── AVAILABLE DATA

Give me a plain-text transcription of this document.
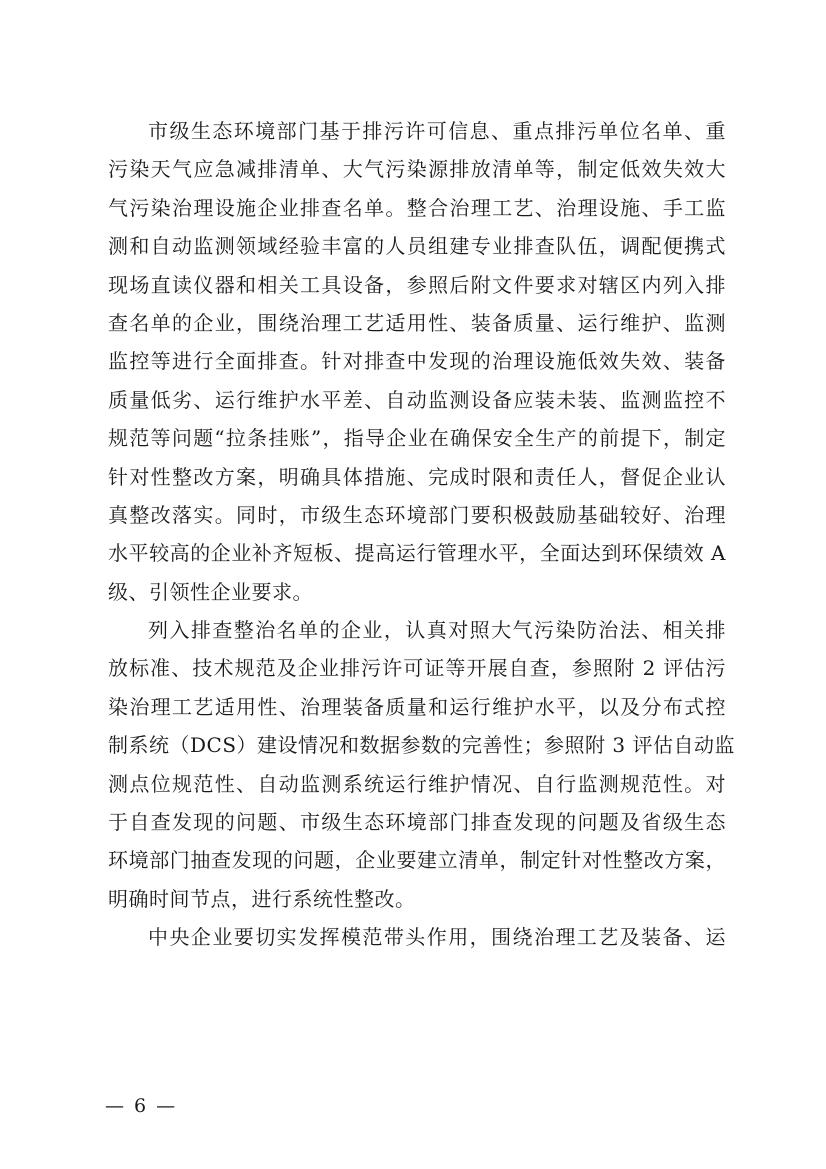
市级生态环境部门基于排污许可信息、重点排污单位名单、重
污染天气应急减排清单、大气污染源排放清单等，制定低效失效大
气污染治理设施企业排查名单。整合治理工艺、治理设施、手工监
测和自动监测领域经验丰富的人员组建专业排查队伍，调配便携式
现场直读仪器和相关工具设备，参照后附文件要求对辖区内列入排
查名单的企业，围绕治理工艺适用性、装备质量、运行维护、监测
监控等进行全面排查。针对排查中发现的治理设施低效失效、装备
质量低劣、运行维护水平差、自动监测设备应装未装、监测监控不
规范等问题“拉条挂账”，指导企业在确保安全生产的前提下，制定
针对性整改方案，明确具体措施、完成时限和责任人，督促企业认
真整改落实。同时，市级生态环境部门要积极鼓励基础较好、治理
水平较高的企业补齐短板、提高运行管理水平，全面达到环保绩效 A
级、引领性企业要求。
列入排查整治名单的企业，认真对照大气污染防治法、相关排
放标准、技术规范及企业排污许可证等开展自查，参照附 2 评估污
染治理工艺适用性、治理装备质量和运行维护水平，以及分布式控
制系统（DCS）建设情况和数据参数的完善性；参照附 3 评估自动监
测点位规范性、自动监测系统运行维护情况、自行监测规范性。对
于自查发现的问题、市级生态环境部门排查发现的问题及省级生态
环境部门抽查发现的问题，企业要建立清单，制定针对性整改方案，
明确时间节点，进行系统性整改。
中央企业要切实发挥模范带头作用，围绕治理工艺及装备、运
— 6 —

────

EXERCISE AIM - Make an exact copy of the data above, pictures excluded.

RESPONSE TO THE TASK -
Give me a plain-text transcription of this document.
市级生态环境部门基于排污许可信息、重点排污单位名单、重
污染天气应急减排清单、大气污染源排放清单等，制定低效失效大
气污染治理设施企业排查名单。整合治理工艺、治理设施、手工监
测和自动监测领域经验丰富的人员组建专业排查队伍，调配便携式
现场直读仪器和相关工具设备，参照后附文件要求对辖区内列入排
查名单的企业，围绕治理工艺适用性、装备质量、运行维护、监测
监控等进行全面排查。针对排查中发现的治理设施低效失效、装备
质量低劣、运行维护水平差、自动监测设备应装未装、监测监控不
规范等问题“拉条挂账”，指导企业在确保安全生产的前提下，制定
针对性整改方案，明确具体措施、完成时限和责任人，督促企业认
真整改落实。同时，市级生态环境部门要积极鼓励基础较好、治理
水平较高的企业补齐短板、提高运行管理水平，全面达到环保绩效 A
级、引领性企业要求。
列入排查整治名单的企业，认真对照大气污染防治法、相关排
放标准、技术规范及企业排污许可证等开展自查，参照附 2 评估污
染治理工艺适用性、治理装备质量和运行维护水平，以及分布式控
制系统（DCS）建设情况和数据参数的完善性；参照附 3 评估自动监
测点位规范性、自动监测系统运行维护情况、自行监测规范性。对
于自查发现的问题、市级生态环境部门排查发现的问题及省级生态
环境部门抽查发现的问题，企业要建立清单，制定针对性整改方案，
明确时间节点，进行系统性整改。
中央企业要切实发挥模范带头作用，围绕治理工艺及装备、运
— 6 —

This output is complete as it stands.